AIM OF THE TASK:
Print the entries in full, word for word, but not the pictures.

----- SUPPLIED ENTRIES -----

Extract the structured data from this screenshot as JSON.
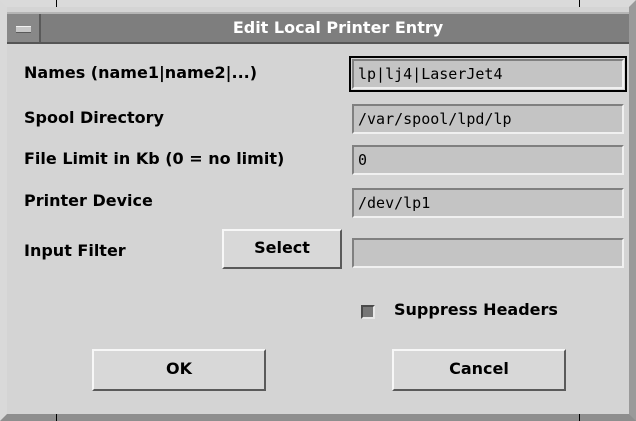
{
  "window": {
    "title": "Edit Local Printer Entry"
  },
  "fields": {
    "names": {
      "label": "Names (name1|name2|...)",
      "value": "lp|lj4|LaserJet4"
    },
    "spool": {
      "label": "Spool Directory",
      "value": "/var/spool/lpd/lp"
    },
    "limit": {
      "label": "File Limit in Kb (0 = no limit)",
      "value": "0"
    },
    "device": {
      "label": "Printer Device",
      "value": "/dev/lp1"
    },
    "filter": {
      "label": "Input Filter",
      "value": "",
      "select_label": "Select"
    }
  },
  "options": {
    "suppress_headers": {
      "label": "Suppress Headers",
      "checked": true
    }
  },
  "buttons": {
    "ok_label": "OK",
    "cancel_label": "Cancel"
  }
}
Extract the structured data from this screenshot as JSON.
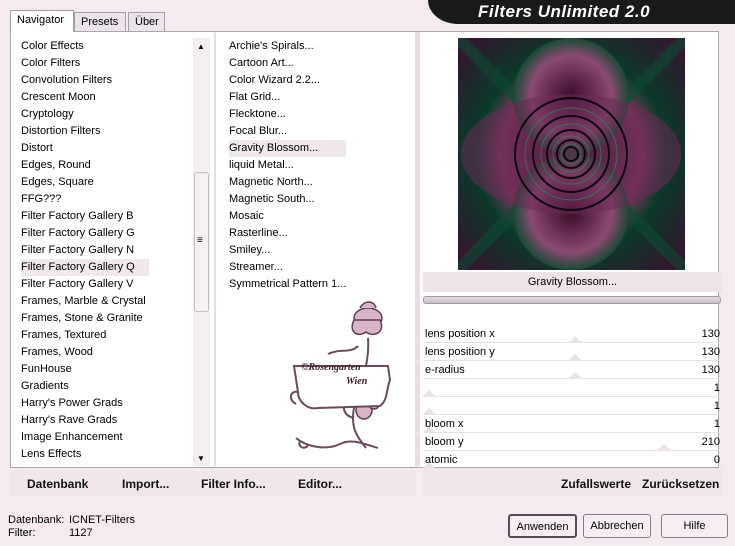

-----

PROBLEM SOLUTION:
Extract the structured data from this screenshot as JSON.
{
  "window": {
    "title": "Edit Local Printer Entry"
  },
  "fields": {
    "names": {
      "label": "Names (name1|name2|...)",
      "value": "lp|lj4|LaserJet4"
    },
    "spool": {
      "label": "Spool Directory",
      "value": "/var/spool/lpd/lp"
    },
    "limit": {
      "label": "File Limit in Kb (0 = no limit)",
      "value": "0"
    },
    "device": {
      "label": "Printer Device",
      "value": "/dev/lp1"
    },
    "filter": {
      "label": "Input Filter",
      "value": "",
      "select_label": "Select"
    }
  },
  "options": {
    "suppress_headers": {
      "label": "Suppress Headers",
      "checked": true
    }
  },
  "buttons": {
    "ok_label": "OK",
    "cancel_label": "Cancel"
  }
}
Extract the structured data from this screenshot as JSON.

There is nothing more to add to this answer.